* **WHAT THE TASK REQUIRES**: Locate and copy each line in the data that contains the word "living".

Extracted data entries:

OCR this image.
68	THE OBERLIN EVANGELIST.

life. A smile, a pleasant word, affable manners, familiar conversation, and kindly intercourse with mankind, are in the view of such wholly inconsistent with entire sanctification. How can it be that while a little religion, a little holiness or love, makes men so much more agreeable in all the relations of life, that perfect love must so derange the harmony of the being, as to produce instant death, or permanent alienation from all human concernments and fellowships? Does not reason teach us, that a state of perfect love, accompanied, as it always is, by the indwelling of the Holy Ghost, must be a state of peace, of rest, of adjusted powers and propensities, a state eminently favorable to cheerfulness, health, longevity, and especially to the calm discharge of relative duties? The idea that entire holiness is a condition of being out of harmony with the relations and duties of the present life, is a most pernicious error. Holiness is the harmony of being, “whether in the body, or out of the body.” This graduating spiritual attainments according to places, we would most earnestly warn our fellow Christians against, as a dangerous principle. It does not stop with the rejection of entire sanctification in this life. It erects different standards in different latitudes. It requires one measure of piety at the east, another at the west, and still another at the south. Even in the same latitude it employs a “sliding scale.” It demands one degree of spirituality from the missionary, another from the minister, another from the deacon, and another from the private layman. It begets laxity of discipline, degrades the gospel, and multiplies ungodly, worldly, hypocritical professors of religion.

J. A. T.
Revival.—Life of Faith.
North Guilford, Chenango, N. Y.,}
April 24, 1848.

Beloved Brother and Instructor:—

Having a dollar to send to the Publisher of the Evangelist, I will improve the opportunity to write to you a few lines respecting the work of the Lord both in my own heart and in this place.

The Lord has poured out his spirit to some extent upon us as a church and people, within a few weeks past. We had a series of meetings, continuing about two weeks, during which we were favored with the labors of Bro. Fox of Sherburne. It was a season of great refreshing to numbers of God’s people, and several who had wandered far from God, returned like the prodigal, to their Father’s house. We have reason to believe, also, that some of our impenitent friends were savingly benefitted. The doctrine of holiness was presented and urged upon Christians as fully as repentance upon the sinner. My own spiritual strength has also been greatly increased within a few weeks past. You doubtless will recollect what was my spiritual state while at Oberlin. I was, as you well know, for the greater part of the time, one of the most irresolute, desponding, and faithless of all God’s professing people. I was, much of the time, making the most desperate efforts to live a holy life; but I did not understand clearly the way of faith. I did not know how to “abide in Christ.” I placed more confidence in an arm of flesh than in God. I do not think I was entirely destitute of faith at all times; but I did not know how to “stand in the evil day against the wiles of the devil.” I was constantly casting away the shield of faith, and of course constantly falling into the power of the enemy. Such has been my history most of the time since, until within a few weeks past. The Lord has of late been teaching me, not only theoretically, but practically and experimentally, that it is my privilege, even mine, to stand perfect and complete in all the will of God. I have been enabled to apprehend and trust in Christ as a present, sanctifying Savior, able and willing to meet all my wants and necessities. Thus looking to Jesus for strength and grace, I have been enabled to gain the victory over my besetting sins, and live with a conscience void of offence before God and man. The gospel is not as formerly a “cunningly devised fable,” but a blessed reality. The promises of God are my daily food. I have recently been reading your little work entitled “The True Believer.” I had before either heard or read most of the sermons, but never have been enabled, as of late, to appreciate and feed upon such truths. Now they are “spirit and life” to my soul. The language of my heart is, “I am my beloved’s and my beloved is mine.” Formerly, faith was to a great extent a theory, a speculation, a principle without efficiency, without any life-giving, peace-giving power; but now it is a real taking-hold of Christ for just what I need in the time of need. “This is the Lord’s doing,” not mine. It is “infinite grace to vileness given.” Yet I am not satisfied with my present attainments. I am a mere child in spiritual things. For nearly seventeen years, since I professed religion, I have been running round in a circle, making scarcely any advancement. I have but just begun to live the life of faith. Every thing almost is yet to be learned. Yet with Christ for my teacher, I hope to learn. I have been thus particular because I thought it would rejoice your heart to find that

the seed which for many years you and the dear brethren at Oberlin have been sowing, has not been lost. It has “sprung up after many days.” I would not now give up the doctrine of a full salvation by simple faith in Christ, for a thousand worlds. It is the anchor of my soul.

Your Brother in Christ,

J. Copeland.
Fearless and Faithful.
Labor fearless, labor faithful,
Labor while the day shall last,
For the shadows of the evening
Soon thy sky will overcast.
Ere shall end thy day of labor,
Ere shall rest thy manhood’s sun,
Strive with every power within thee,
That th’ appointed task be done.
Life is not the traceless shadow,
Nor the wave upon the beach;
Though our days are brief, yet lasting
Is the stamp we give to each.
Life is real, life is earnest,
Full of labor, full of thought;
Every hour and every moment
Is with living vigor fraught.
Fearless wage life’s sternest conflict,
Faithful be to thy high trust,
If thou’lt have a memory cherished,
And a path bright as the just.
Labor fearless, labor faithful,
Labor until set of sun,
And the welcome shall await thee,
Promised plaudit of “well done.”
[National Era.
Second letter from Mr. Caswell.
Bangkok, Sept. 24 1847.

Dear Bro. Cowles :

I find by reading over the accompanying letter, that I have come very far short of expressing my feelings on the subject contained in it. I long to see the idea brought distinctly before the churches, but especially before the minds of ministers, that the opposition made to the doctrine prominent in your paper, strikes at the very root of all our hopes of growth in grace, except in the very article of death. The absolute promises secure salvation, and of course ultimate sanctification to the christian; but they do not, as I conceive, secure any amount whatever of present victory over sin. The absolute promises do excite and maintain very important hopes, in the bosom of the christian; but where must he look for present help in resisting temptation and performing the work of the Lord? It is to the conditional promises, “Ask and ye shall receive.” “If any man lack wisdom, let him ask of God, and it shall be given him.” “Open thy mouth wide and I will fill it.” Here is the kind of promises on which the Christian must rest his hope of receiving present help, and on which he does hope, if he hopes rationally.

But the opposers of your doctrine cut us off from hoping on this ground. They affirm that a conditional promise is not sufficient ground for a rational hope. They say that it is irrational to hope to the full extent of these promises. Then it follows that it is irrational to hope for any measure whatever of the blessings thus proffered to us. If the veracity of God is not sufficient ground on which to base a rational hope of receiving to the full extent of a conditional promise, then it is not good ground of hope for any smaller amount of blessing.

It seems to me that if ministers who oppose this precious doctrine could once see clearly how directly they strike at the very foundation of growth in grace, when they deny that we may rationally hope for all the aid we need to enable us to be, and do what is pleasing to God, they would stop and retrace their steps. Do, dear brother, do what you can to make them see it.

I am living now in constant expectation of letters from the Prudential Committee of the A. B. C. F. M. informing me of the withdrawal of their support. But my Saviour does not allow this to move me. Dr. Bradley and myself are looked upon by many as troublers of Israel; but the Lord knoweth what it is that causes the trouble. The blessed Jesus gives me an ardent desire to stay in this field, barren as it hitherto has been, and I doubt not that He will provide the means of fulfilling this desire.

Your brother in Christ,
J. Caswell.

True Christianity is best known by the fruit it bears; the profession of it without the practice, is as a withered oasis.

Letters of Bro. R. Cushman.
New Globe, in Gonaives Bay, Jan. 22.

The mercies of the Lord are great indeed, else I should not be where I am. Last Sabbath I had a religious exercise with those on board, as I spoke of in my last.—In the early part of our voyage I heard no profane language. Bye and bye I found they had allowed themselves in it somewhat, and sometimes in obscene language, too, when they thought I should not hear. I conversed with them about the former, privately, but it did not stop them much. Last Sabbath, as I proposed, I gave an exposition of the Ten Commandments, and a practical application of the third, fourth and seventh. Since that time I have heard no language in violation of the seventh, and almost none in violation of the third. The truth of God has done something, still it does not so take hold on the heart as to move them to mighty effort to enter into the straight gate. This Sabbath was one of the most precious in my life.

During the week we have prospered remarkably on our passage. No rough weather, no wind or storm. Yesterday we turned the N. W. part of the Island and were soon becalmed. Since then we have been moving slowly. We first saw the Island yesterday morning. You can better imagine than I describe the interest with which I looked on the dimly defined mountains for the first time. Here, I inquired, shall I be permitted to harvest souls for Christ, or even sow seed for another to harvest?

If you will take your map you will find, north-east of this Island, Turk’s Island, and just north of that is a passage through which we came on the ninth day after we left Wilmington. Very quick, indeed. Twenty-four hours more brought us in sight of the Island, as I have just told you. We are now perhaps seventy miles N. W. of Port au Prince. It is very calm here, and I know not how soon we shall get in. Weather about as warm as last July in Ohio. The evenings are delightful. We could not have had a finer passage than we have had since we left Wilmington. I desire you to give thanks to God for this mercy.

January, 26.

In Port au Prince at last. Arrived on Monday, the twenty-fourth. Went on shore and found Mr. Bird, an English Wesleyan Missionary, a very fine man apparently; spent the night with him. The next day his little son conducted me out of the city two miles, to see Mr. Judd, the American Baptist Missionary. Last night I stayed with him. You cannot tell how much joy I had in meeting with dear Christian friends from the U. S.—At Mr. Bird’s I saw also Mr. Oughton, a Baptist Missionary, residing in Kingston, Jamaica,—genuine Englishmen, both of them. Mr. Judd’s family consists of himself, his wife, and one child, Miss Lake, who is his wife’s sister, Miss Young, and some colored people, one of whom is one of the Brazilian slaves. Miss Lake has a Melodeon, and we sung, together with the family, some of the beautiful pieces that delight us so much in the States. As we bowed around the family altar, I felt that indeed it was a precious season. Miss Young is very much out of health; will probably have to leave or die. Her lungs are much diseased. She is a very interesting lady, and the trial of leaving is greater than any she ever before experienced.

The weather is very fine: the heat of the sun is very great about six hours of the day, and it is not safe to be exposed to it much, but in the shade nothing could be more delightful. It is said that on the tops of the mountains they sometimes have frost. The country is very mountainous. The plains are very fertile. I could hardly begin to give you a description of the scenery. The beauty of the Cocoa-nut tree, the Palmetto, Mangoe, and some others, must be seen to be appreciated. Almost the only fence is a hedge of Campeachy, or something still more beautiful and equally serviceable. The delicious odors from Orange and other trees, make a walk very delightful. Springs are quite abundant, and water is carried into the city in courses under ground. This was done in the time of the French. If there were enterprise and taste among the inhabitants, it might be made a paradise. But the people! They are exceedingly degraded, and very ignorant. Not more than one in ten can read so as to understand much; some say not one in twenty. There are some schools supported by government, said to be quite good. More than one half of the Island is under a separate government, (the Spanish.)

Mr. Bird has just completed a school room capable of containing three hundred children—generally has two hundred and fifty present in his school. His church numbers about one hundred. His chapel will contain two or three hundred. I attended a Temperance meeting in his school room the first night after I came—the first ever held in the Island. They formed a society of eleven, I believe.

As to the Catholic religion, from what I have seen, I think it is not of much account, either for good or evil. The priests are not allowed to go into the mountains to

* **TASK RESPONSE**:
Is with living vigor fraught.
I am living now in constant expectation of letters from the Prudential Committee of the A. B. C. F. M. informing me of the withdrawal of their support. But my Saviour does not allow this to move me. Dr. Bradley and myself are looked upon by many as troublers of Israel; but the Lord knoweth what it is that causes the trouble. The blessed Jesus gives me an ardent desire to stay in this field, barren as it hitherto has been, and I doubt not that He will provide the means of fulfilling this desire.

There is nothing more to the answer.